# start of Data in this exercise

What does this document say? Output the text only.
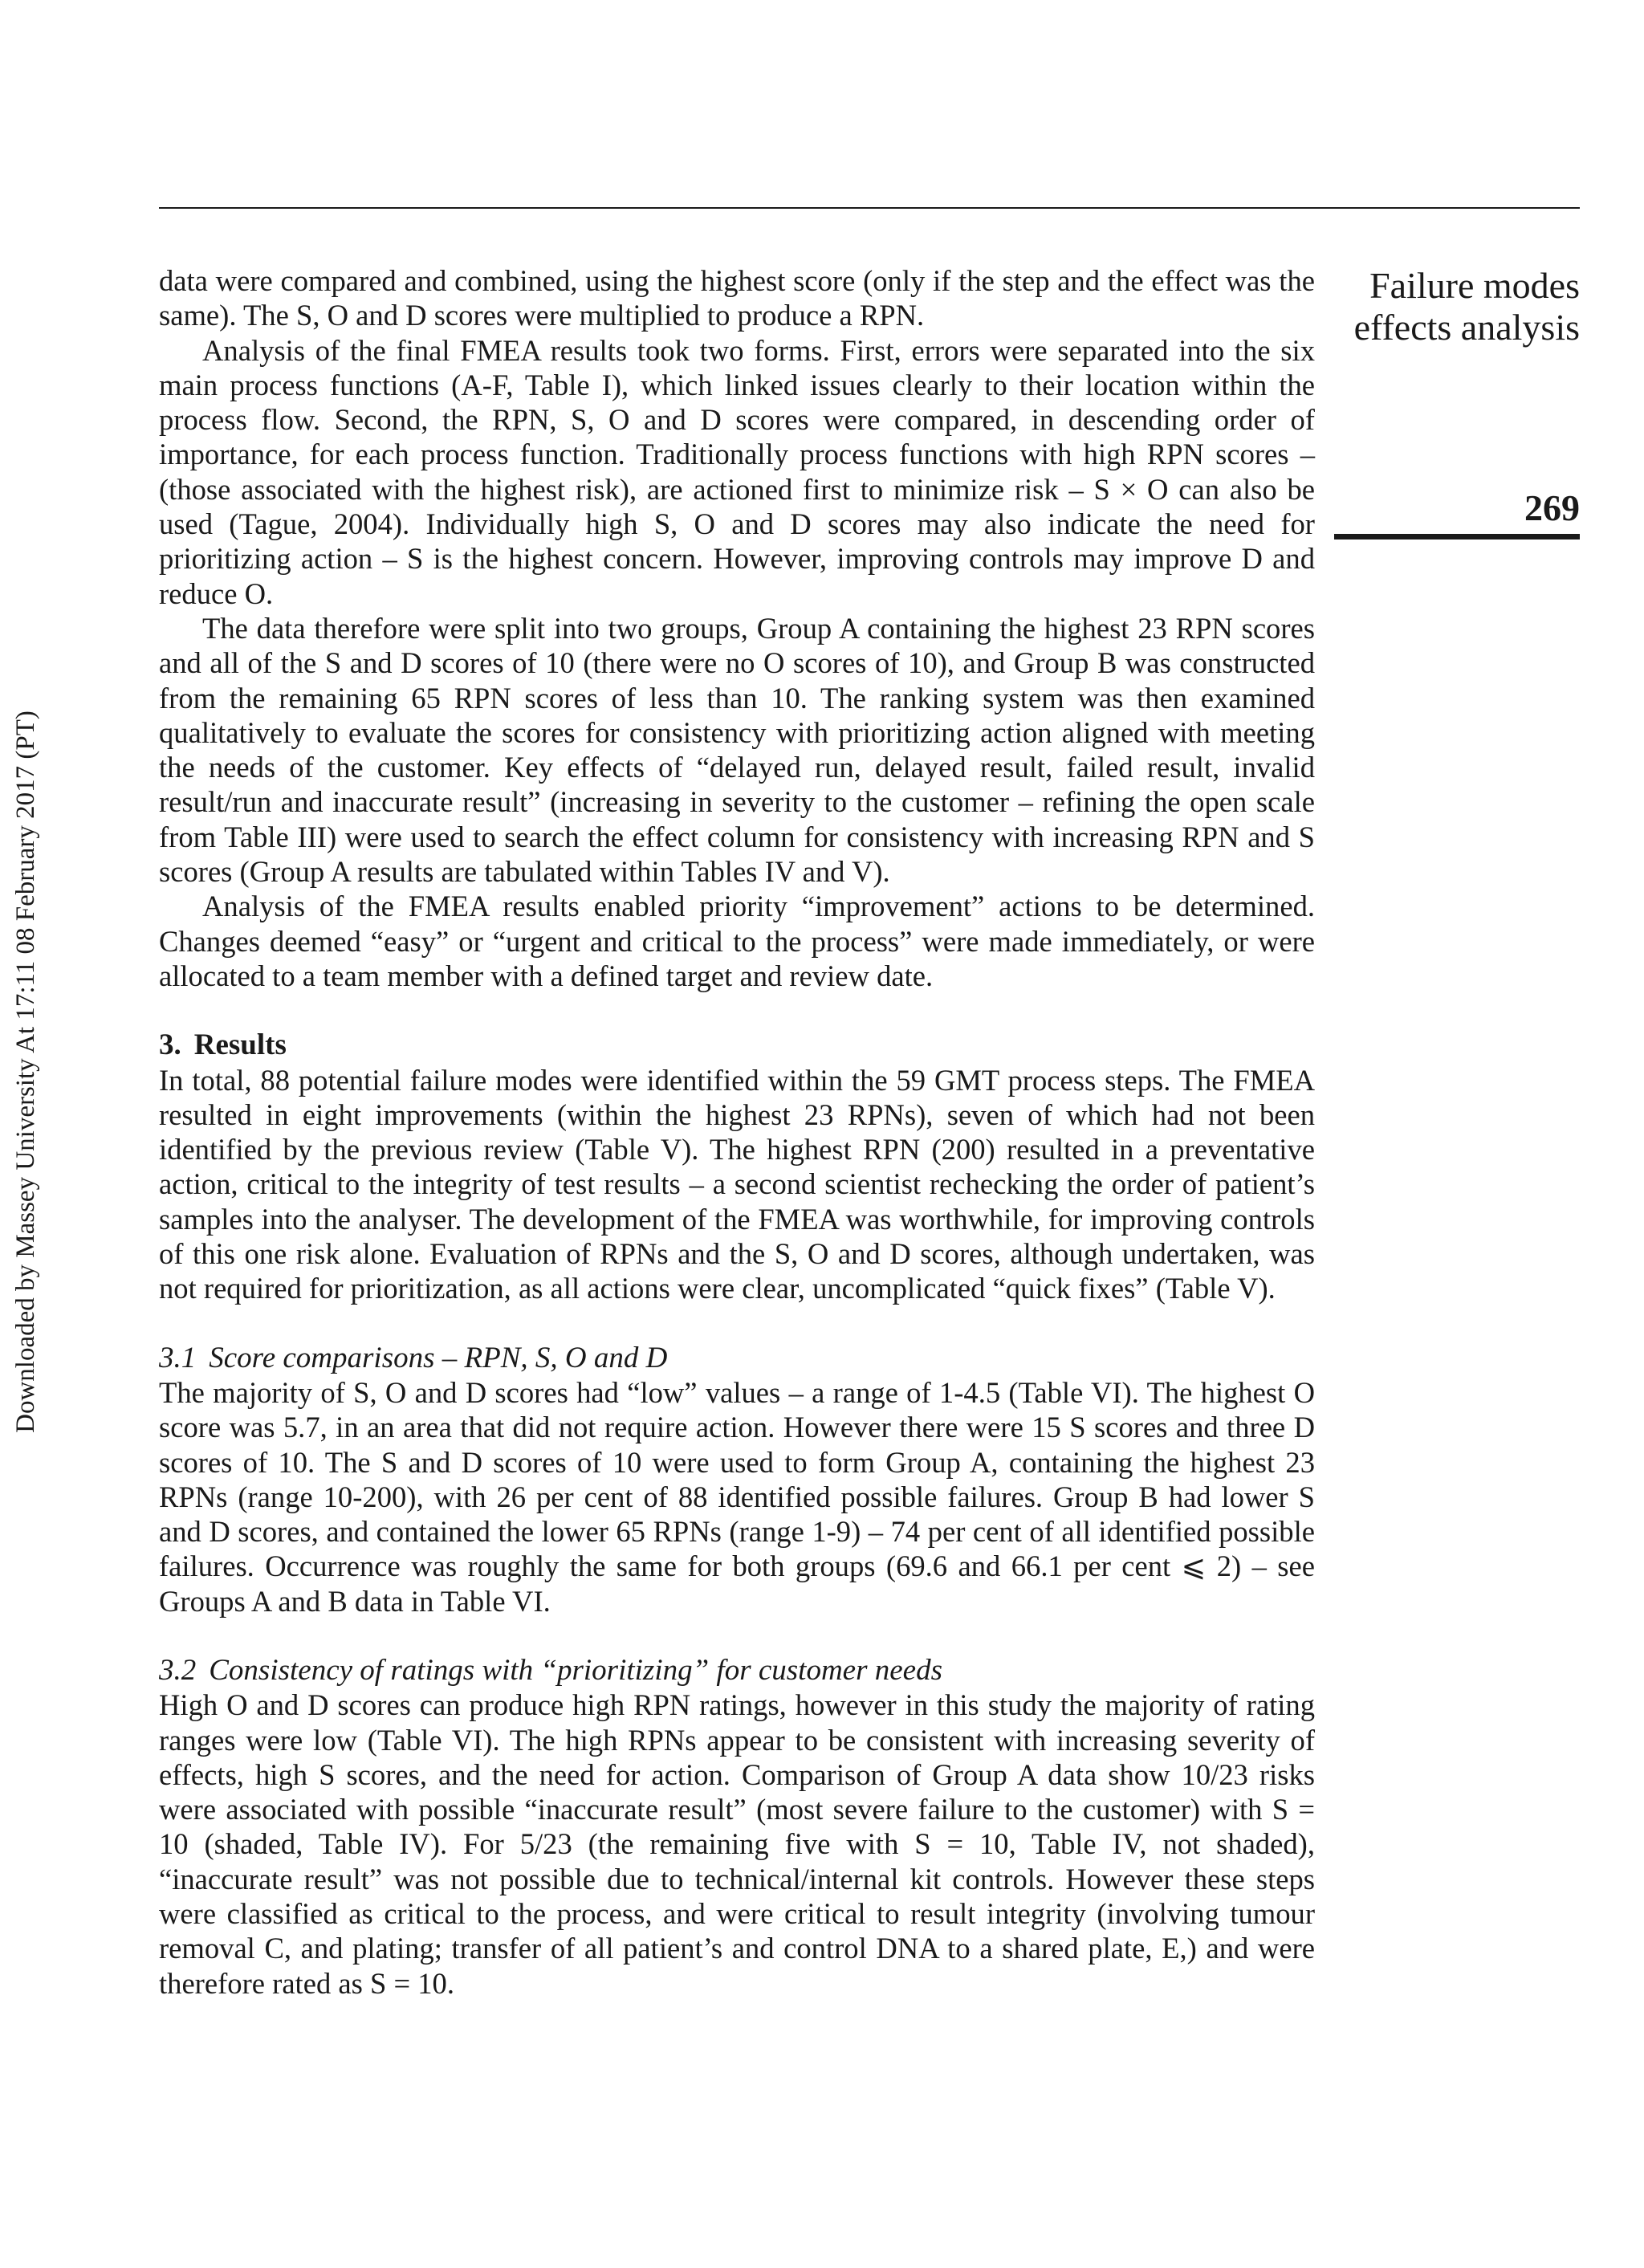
Downloaded by Massey University At 17:11 08 February 2017 (PT)
Failure modes
effects analysis
269

data were compared and combined, using the highest score (only if the step and the effect was the same). The S, O and D scores were multiplied to produce a RPN.

Analysis of the final FMEA results took two forms. First, errors were separated into the six main process functions (A-F, Table I), which linked issues clearly to their location within the process flow. Second, the RPN, S, O and D scores were compared, in descending order of importance, for each process function. Traditionally process functions with high RPN scores – (those associated with the highest risk), are actioned first to minimize risk – S × O can also be used (Tague, 2004). Individually high S, O and D scores may also indicate the need for prioritizing action – S is the highest concern. However, improving controls may improve D and reduce O.

The data therefore were split into two groups, Group A containing the highest 23 RPN scores and all of the S and D scores of 10 (there were no O scores of 10), and Group B was constructed from the remaining 65 RPN scores of less than 10. The ranking system was then examined qualitatively to evaluate the scores for consistency with prioritizing action aligned with meeting the needs of the customer. Key effects of “delayed run, delayed result, failed result, invalid result/run and inaccurate result” (increasing in severity to the customer – refining the open scale from Table III) were used to search the effect column for consistency with increasing RPN and S scores (Group A results are tabulated within Tables IV and V).

Analysis of the FMEA results enabled priority “improvement” actions to be determined. Changes deemed “easy” or “urgent and critical to the process” were made immediately, or were allocated to a team member with a defined target and review date.

3. Results

In total, 88 potential failure modes were identified within the 59 GMT process steps. The FMEA resulted in eight improvements (within the highest 23 RPNs), seven of which had not been identified by the previous review (Table V). The highest RPN (200) resulted in a preventative action, critical to the integrity of test results – a second scientist rechecking the order of patient’s samples into the analyser. The development of the FMEA was worthwhile, for improving controls of this one risk alone. Evaluation of RPNs and the S, O and D scores, although undertaken, was not required for prioritization, as all actions were clear, uncomplicated “quick fixes” (Table V).

3.1 Score comparisons – RPN, S, O and D

The majority of S, O and D scores had “low” values – a range of 1-4.5 (Table VI). The highest O score was 5.7, in an area that did not require action. However there were 15 S scores and three D scores of 10. The S and D scores of 10 were used to form Group A, containing the highest 23 RPNs (range 10-200), with 26 per cent of 88 identified possible failures. Group B had lower S and D scores, and contained the lower 65 RPNs (range 1-9) – 74 per cent of all identified possible failures. Occurrence was roughly the same for both groups (69.6 and 66.1 per cent ⩽ 2) – see Groups A and B data in Table VI.

3.2 Consistency of ratings with “prioritizing” for customer needs

High O and D scores can produce high RPN ratings, however in this study the majority of rating ranges were low (Table VI). The high RPNs appear to be consistent with increasing severity of effects, high S scores, and the need for action. Comparison of Group A data show 10/23 risks were associated with possible “inaccurate result” (most severe failure to the customer) with S = 10 (shaded, Table IV). For 5/23 (the remaining five with S = 10, Table IV, not shaded), “inaccurate result” was not possible due to technical/internal kit controls. However these steps were classified as critical to the process, and were critical to result integrity (involving tumour removal C, and plating; transfer of all patient’s and control DNA to a shared plate, E,) and were therefore rated as S = 10.
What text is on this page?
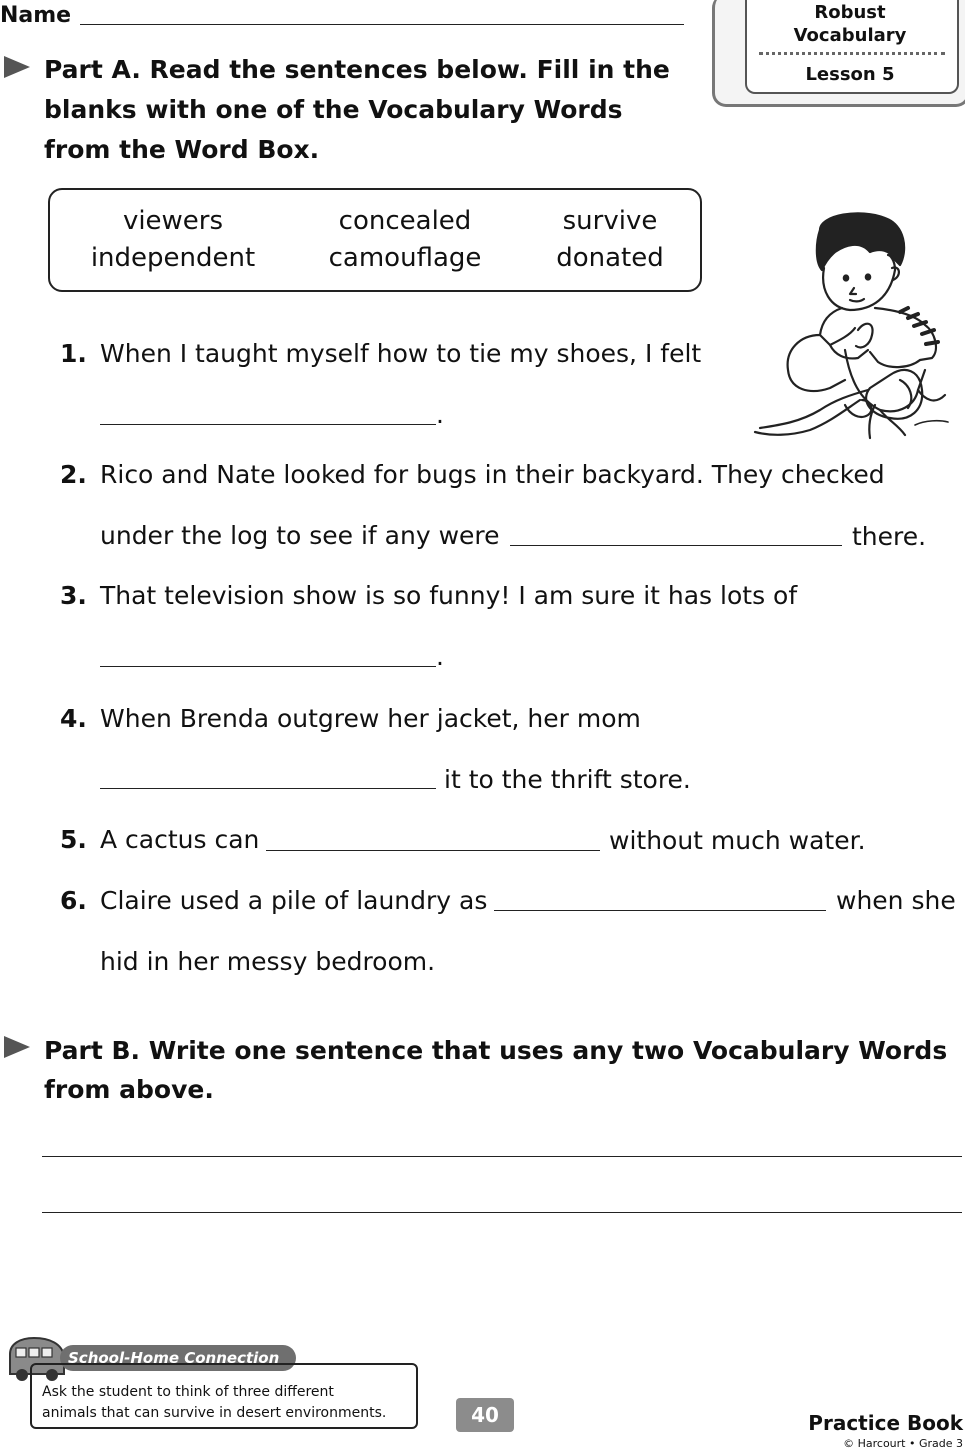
Name	Robust
Vocabulary
Lesson 5
Part A. Read the sentences below. Fill in the
blanks with one of the Vocabulary Words
from the Word Box.
viewers	concealed	survive
independent	camouflage	donated
1. When I taught myself how to tie my shoes, I felt
.
2. Rico and Nate looked for bugs in their backyard. They checked
under the log to see if any were	there.
3. That television show is so funny! I am sure it has lots of
.
4. When Brenda outgrew her jacket, her mom
it to the thrift store.
5. A cactus can	without much water.
6. Claire used a pile of laundry as	when she
hid in her messy bedroom.
Part B. Write one sentence that uses any two Vocabulary Words
from above.
School-Home Connection
Ask the student to think of three different
animals that can survive in desert environments.	40	Practice Book
© Harcourt • Grade 3
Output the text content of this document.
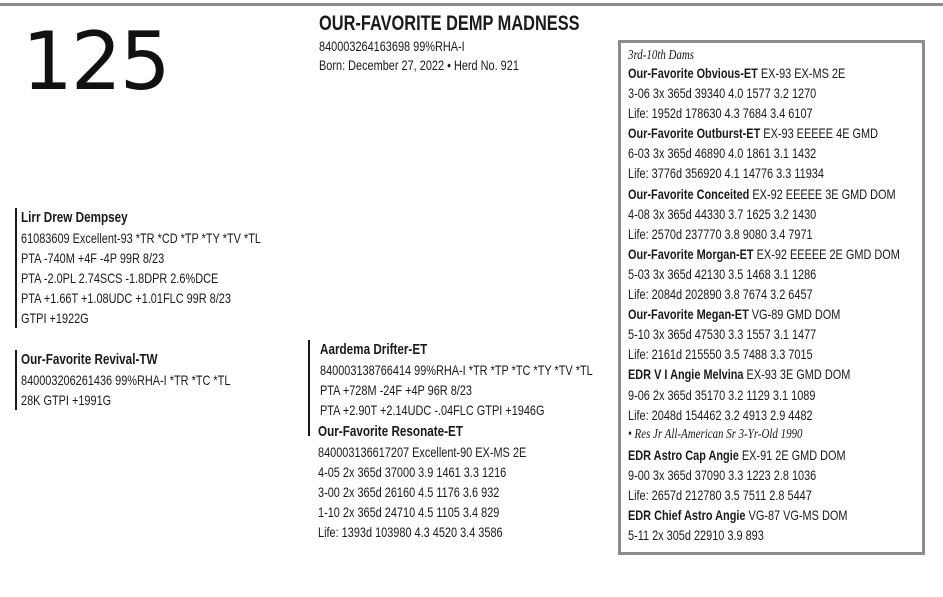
125	OUR-FAVORITE DEMP MADNESS
840003264163698 99%RHA-I
Born: December 27, 2022 • Herd No. 921
Lirr Drew Dempsey
61083609 Excellent-93 *TR *CD *TP *TY *TV *TL
PTA -740M +4F -4P 99R 8/23
PTA -2.0PL 2.74SCS -1.8DPR 2.6%DCE
PTA +1.66T +1.08UDC +1.01FLC 99R 8/23
GTPI +1922G
Our-Favorite Revival-TW
840003206261436 99%RHA-I *TR *TC *TL
28K GTPI +1991G
Aardema Drifter-ET
840003138766414 99%RHA-I *TR *TP *TC *TY *TV *TL
PTA +728M -24F +4P 96R 8/23
PTA +2.90T +2.14UDC -.04FLC GTPI +1946G
Our-Favorite Resonate-ET
840003136617207 Excellent-90 EX-MS 2E
4-05 2x 365d 37000 3.9 1461 3.3 1216
3-00 2x 365d 26160 4.5 1176 3.6 932
1-10 2x 365d 24710 4.5 1105 3.4 829
Life: 1393d 103980 4.3 4520 3.4 3586
3rd-10th Dams
Our-Favorite Obvious-ET EX-93 EX-MS 2E
3-06 3x 365d 39340 4.0 1577 3.2 1270
Life: 1952d 178630 4.3 7684 3.4 6107
Our-Favorite Outburst-ET EX-93 EEEEE 4E GMD
6-03 3x 365d 46890 4.0 1861 3.1 1432
Life: 3776d 356920 4.1 14776 3.3 11934
Our-Favorite Conceited EX-92 EEEEE 3E GMD DOM
4-08 3x 365d 44330 3.7 1625 3.2 1430
Life: 2570d 237770 3.8 9080 3.4 7971
Our-Favorite Morgan-ET EX-92 EEEEE 2E GMD DOM
5-03 3x 365d 42130 3.5 1468 3.1 1286
Life: 2084d 202890 3.8 7674 3.2 6457
Our-Favorite Megan-ET VG-89 GMD DOM
5-10 3x 365d 47530 3.3 1557 3.1 1477
Life: 2161d 215550 3.5 7488 3.3 7015
EDR V I Angie Melvina EX-93 3E GMD DOM
9-06 2x 365d 35170 3.2 1129 3.1 1089
Life: 2048d 154462 3.2 4913 2.9 4482
• Res Jr All-American Sr 3-Yr-Old 1990
EDR Astro Cap Angie EX-91 2E GMD DOM
9-00 3x 365d 37090 3.3 1223 2.8 1036
Life: 2657d 212780 3.5 7511 2.8 5447
EDR Chief Astro Angie VG-87 VG-MS DOM
5-11 2x 305d 22910 3.9 893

# end of Data in this exercise

§ What is asked:
Extract all lines containing the word "their".

§ Reply to the exercise:
Analysis of the final FMEA results took two forms. First, errors were separated into the six main process functions (A-F, Table I), which linked issues clearly to their location within the process flow. Second, the RPN, S, O and D scores were compared, in descending order of importance, for each process function. Traditionally process functions with high RPN scores – (those associated with the highest risk), are actioned first to minimize risk – S × O can also be used (Tague, 2004). Individually high S, O and D scores may also indicate the need for prioritizing action – S is the highest concern. However, improving controls may improve D and reduce O.
2. Rico and Nate looked for bugs in their backyard. They checked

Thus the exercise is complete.